Copy every line that mentions the word "漫画など".

Excerpted data:
++++
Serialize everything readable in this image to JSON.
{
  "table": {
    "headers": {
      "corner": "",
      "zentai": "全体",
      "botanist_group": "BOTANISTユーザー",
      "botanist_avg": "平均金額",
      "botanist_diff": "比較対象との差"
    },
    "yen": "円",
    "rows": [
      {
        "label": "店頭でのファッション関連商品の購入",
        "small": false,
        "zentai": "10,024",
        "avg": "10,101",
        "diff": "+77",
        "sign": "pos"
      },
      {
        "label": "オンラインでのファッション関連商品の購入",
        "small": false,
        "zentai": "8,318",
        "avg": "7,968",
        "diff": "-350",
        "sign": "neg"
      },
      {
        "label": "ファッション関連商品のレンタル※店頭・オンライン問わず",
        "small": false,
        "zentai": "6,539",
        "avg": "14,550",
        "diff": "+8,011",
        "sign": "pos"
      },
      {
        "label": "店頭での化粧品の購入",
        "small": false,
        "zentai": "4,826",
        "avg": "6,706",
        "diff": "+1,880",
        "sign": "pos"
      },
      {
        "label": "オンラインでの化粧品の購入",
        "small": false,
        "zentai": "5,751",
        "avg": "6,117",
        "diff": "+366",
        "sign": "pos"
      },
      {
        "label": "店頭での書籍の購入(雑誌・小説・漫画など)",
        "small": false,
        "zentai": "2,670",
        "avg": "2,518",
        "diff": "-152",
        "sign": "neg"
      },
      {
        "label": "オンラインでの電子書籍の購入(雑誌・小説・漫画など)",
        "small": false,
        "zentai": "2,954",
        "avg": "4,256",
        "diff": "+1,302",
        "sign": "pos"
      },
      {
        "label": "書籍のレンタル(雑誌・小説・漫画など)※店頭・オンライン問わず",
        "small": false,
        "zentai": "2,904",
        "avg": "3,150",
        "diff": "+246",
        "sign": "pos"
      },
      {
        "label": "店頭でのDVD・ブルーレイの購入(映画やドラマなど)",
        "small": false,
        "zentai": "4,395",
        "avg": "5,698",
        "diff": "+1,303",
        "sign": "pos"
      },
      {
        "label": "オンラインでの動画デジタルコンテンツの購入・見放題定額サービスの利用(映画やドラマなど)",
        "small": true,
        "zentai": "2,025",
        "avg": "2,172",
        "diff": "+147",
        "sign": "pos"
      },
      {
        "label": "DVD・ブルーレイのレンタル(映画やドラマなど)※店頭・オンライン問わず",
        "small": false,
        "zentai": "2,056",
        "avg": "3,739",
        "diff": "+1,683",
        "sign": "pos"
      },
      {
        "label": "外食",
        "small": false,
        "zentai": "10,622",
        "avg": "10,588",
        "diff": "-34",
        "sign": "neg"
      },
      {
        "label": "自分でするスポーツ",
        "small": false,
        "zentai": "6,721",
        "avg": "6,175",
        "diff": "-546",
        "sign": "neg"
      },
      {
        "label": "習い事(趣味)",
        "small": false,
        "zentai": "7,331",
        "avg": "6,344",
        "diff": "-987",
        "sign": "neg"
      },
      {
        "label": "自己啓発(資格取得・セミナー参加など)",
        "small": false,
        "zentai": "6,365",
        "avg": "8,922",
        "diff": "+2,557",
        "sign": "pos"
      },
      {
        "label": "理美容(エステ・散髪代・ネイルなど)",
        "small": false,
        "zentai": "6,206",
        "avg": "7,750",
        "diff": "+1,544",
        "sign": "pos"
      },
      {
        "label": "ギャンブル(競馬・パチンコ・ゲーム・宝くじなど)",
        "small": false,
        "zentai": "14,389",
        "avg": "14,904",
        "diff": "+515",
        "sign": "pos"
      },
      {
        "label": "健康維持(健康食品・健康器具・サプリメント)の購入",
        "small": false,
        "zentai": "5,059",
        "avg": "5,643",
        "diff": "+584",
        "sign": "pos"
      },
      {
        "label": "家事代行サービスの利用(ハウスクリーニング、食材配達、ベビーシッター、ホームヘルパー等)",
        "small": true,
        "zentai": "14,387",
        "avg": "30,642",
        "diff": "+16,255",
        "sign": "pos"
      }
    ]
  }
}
++++
Full solution:
        "label": "店頭での書籍の購入(雑誌・小説・漫画など)",
        "label": "オンラインでの電子書籍の購入(雑誌・小説・漫画など)",
        "label": "書籍のレンタル(雑誌・小説・漫画など)※店頭・オンライン問わず",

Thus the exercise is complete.